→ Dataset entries
+-------+

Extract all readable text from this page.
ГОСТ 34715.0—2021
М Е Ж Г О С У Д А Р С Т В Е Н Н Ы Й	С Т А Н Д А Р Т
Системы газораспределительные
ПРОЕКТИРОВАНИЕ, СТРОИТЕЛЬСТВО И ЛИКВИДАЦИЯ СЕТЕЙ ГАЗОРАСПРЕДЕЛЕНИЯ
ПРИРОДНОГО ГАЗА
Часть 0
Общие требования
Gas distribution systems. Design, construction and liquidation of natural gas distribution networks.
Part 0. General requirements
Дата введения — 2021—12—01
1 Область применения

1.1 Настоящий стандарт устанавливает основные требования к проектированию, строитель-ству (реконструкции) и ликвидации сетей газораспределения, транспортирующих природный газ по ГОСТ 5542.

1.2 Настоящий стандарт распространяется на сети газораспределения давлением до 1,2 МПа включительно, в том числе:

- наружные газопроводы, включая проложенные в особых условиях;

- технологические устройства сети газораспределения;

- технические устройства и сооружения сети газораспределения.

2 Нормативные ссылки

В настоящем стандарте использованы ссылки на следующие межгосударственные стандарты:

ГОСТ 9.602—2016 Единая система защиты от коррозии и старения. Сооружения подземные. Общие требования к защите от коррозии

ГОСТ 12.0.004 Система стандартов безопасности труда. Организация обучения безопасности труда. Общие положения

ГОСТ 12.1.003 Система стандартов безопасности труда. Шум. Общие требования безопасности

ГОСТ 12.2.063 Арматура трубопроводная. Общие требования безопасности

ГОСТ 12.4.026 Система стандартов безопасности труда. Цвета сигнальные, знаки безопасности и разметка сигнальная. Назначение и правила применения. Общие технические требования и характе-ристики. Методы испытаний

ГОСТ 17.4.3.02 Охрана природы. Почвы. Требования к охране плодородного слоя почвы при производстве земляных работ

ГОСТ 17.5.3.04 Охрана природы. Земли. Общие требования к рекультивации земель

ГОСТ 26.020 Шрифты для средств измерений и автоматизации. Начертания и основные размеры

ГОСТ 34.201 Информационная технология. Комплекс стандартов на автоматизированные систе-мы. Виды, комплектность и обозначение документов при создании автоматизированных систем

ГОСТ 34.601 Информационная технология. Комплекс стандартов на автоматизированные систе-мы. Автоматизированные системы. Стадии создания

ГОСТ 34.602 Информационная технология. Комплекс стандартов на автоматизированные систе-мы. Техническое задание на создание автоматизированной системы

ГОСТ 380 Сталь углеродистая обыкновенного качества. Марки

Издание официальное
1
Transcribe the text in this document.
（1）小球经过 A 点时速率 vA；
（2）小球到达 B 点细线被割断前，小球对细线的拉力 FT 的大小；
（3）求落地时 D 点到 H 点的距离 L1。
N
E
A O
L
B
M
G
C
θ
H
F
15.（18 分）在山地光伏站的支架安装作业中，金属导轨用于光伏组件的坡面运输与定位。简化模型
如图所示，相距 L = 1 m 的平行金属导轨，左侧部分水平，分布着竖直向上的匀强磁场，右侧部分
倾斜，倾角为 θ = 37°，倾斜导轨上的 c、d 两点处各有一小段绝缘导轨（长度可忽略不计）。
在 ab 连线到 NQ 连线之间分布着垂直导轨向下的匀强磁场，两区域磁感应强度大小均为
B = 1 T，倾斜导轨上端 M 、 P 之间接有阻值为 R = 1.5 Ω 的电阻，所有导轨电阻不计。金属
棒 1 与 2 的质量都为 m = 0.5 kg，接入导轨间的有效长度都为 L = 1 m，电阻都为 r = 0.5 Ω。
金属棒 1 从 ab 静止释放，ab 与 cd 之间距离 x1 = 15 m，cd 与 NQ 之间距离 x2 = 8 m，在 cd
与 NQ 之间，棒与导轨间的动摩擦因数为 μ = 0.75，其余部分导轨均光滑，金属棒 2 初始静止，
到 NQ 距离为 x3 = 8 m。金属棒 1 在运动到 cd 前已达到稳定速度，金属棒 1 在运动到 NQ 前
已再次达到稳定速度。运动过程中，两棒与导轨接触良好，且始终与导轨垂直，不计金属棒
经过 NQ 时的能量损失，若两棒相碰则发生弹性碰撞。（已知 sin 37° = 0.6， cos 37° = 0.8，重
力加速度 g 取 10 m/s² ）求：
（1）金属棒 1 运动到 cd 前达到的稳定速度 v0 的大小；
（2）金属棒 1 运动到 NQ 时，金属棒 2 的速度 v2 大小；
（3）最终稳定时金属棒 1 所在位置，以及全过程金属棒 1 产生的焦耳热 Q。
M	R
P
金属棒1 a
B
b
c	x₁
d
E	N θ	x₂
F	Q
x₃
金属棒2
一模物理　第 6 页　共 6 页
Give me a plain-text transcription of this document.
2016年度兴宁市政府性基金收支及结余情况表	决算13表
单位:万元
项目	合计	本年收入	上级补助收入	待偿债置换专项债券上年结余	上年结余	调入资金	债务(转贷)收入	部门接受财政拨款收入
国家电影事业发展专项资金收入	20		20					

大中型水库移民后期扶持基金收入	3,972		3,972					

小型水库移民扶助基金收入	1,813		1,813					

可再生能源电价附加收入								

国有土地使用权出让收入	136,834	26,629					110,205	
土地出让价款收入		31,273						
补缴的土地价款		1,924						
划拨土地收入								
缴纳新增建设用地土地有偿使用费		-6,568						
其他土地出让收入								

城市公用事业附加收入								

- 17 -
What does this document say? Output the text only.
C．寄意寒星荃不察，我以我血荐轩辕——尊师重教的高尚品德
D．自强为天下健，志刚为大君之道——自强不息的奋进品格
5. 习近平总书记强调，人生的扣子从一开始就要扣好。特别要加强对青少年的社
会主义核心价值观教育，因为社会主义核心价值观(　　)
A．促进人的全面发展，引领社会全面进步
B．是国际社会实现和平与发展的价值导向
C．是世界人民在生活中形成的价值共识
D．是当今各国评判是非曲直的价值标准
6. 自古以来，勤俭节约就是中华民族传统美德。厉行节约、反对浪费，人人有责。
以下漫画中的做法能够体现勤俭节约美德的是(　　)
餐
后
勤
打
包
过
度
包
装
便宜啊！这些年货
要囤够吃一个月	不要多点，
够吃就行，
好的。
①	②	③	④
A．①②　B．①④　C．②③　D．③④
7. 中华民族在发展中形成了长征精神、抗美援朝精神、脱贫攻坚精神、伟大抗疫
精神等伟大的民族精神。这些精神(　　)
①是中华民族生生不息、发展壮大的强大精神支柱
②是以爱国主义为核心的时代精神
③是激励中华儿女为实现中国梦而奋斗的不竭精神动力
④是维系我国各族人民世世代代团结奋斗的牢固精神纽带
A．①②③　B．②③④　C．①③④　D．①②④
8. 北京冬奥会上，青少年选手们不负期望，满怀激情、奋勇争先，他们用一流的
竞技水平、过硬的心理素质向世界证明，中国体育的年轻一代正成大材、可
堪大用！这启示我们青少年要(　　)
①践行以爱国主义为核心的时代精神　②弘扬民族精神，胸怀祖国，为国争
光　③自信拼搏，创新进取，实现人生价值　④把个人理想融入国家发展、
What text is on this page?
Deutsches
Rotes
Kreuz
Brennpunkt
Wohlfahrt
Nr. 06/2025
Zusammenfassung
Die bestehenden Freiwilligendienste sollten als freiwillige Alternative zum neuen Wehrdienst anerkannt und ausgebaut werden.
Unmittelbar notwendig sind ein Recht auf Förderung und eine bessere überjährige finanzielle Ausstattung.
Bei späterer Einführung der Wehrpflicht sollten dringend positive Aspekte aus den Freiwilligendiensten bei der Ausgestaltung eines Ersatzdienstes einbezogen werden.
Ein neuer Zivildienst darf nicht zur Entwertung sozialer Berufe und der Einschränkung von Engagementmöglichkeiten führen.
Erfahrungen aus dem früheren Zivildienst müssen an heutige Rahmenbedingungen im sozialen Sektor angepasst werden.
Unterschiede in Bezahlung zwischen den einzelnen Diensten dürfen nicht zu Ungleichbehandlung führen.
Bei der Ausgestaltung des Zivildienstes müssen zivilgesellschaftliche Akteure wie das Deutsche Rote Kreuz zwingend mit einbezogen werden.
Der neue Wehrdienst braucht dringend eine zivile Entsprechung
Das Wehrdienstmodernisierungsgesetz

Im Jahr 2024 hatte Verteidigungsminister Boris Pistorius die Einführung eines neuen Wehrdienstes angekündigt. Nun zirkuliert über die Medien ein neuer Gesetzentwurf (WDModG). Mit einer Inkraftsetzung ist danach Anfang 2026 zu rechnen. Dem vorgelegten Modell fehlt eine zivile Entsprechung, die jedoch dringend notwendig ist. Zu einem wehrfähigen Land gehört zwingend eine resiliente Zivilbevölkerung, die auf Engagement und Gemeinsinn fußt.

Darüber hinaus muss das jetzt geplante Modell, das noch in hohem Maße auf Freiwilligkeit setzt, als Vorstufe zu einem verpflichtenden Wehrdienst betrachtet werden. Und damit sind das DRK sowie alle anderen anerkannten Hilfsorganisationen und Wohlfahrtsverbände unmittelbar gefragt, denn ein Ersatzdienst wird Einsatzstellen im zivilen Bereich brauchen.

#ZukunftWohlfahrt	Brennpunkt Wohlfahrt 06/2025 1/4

+-------+

→ What the exercise asks
Each line that has the word "Комплекс" should be copied.

→ Problem solution
ГОСТ 34.201 Информационная технология. Комплекс стандартов на автоматизированные систе-мы. Виды, комплектность и обозначение документов при создании автоматизированных систем
ГОСТ 34.601 Информационная технология. Комплекс стандартов на автоматизированные систе-мы. Автоматизированные системы. Стадии создания
ГОСТ 34.602 Информационная технология. Комплекс стандартов на автоматизированные систе-мы. Техническое задание на создание автоматизированной системы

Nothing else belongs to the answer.